== Input ==

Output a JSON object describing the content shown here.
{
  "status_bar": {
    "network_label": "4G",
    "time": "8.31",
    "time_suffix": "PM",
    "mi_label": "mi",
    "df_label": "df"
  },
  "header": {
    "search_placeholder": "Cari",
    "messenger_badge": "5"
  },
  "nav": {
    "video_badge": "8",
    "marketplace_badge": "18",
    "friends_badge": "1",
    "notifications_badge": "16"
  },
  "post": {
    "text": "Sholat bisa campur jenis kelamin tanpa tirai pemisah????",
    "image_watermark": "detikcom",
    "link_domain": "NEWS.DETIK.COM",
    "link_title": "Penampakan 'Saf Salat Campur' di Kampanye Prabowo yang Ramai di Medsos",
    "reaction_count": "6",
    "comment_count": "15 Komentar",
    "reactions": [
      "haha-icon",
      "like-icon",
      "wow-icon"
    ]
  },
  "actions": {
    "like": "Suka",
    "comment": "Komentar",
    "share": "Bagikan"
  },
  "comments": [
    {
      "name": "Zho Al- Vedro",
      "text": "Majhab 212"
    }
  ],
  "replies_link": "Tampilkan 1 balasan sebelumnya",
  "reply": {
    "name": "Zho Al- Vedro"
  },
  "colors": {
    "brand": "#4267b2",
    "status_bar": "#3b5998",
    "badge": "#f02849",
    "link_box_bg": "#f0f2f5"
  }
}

===

*Problem description:*
Please set down the whole listing above without altering a single line.

*Answer to this problem:*
Output a JSON object describing the content shown here.
{
  "status_bar": {
    "network_label": "4G",
    "time": "8.31",
    "time_suffix": "PM",
    "mi_label": "mi",
    "df_label": "df"
  },
  "header": {
    "search_placeholder": "Cari",
    "messenger_badge": "5"
  },
  "nav": {
    "video_badge": "8",
    "marketplace_badge": "18",
    "friends_badge": "1",
    "notifications_badge": "16"
  },
  "post": {
    "text": "Sholat bisa campur jenis kelamin tanpa tirai pemisah????",
    "image_watermark": "detikcom",
    "link_domain": "NEWS.DETIK.COM",
    "link_title": "Penampakan 'Saf Salat Campur' di Kampanye Prabowo yang Ramai di Medsos",
    "reaction_count": "6",
    "comment_count": "15 Komentar",
    "reactions": [
      "haha-icon",
      "like-icon",
      "wow-icon"
    ]
  },
  "actions": {
    "like": "Suka",
    "comment": "Komentar",
    "share": "Bagikan"
  },
  "comments": [
    {
      "name": "Zho Al- Vedro",
      "text": "Majhab 212"
    }
  ],
  "replies_link": "Tampilkan 1 balasan sebelumnya",
  "reply": {
    "name": "Zho Al- Vedro"
  },
  "colors": {
    "brand": "#4267b2",
    "status_bar": "#3b5998",
    "badge": "#f02849",
    "link_box_bg": "#f0f2f5"
  }
}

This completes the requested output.